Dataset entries
>>>

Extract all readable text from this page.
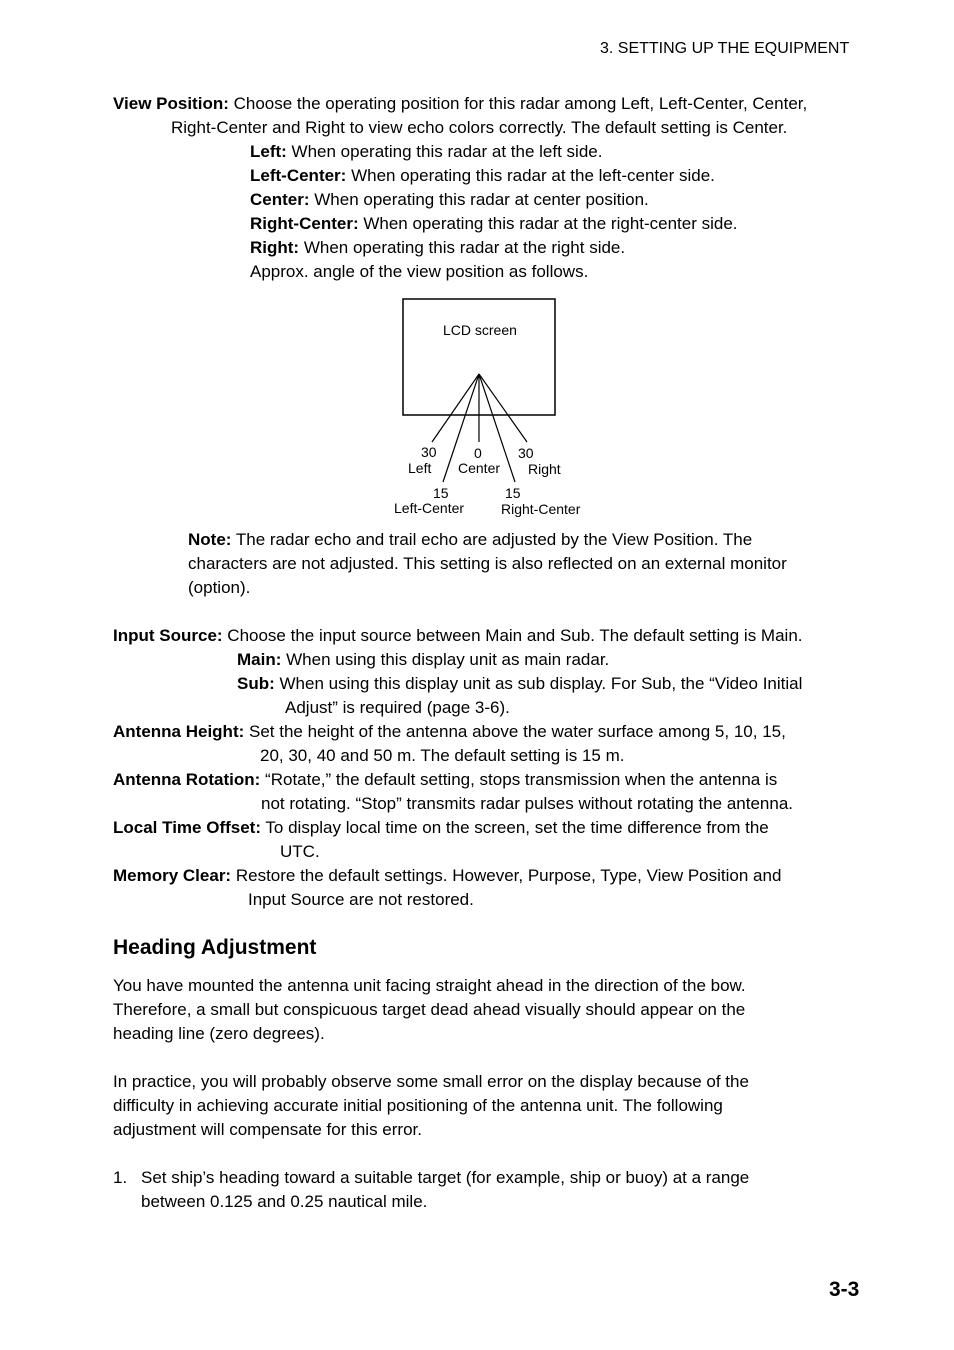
3. SETTING UP THE EQUIPMENT
View Position: Choose the operating position for this radar among Left, Left-Center, Center,
Right-Center and Right to view echo colors correctly. The default setting is Center.
Left: When operating this radar at the left side.
Left-Center: When operating this radar at the left-center side.
Center: When operating this radar at center position.
Right-Center: When operating this radar at the right-center side.
Right: When operating this radar at the right side.
Approx. angle of the view position as follows.
LCD screen
30
Left
0
Center
30
Right
15
Left-Center
15
Right-Center
Note: The radar echo and trail echo are adjusted by the View Position. The
characters are not adjusted. This setting is also reflected on an external monitor
(option).
Input Source: Choose the input source between Main and Sub. The default setting is Main.
Main: When using this display unit as main radar.
Sub: When using this display unit as sub display. For Sub, the “Video Initial
Adjust” is required (page 3-6).
Antenna Height: Set the height of the antenna above the water surface among 5, 10, 15,
20, 30, 40 and 50 m. The default setting is 15 m.
Antenna Rotation: “Rotate,” the default setting, stops transmission when the antenna is
not rotating. “Stop” transmits radar pulses without rotating the antenna.
Local Time Offset: To display local time on the screen, set the time difference from the
UTC.
Memory Clear: Restore the default settings. However, Purpose, Type, View Position and
Input Source are not restored.
Heading Adjustment
You have mounted the antenna unit facing straight ahead in the direction of the bow.
Therefore, a small but conspicuous target dead ahead visually should appear on the
heading line (zero degrees).
In practice, you will probably observe some small error on the display because of the
difficulty in achieving accurate initial positioning of the antenna unit. The following
adjustment will compensate for this error.
1. Set ship’s heading toward a suitable target (for example, ship or buoy) at a range
between 0.125 and 0.25 nautical mile.
3-3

<<<

To do =
In your copy, repeat each record exactly and include no pictures.

Response =
Extract all readable text from this page.
3. SETTING UP THE EQUIPMENT
View Position: Choose the operating position for this radar among Left, Left-Center, Center,
Right-Center and Right to view echo colors correctly. The default setting is Center.
Left: When operating this radar at the left side.
Left-Center: When operating this radar at the left-center side.
Center: When operating this radar at center position.
Right-Center: When operating this radar at the right-center side.
Right: When operating this radar at the right side.
Approx. angle of the view position as follows.
LCD screen
30
Left
0
Center
30
Right
15
Left-Center
15
Right-Center
Note: The radar echo and trail echo are adjusted by the View Position. The
characters are not adjusted. This setting is also reflected on an external monitor
(option).
Input Source: Choose the input source between Main and Sub. The default setting is Main.
Main: When using this display unit as main radar.
Sub: When using this display unit as sub display. For Sub, the “Video Initial
Adjust” is required (page 3-6).
Antenna Height: Set the height of the antenna above the water surface among 5, 10, 15,
20, 30, 40 and 50 m. The default setting is 15 m.
Antenna Rotation: “Rotate,” the default setting, stops transmission when the antenna is
not rotating. “Stop” transmits radar pulses without rotating the antenna.
Local Time Offset: To display local time on the screen, set the time difference from the
UTC.
Memory Clear: Restore the default settings. However, Purpose, Type, View Position and
Input Source are not restored.
Heading Adjustment
You have mounted the antenna unit facing straight ahead in the direction of the bow.
Therefore, a small but conspicuous target dead ahead visually should appear on the
heading line (zero degrees).
In practice, you will probably observe some small error on the display because of the
difficulty in achieving accurate initial positioning of the antenna unit. The following
adjustment will compensate for this error.
1. Set ship’s heading toward a suitable target (for example, ship or buoy) at a range
between 0.125 and 0.25 nautical mile.
3-3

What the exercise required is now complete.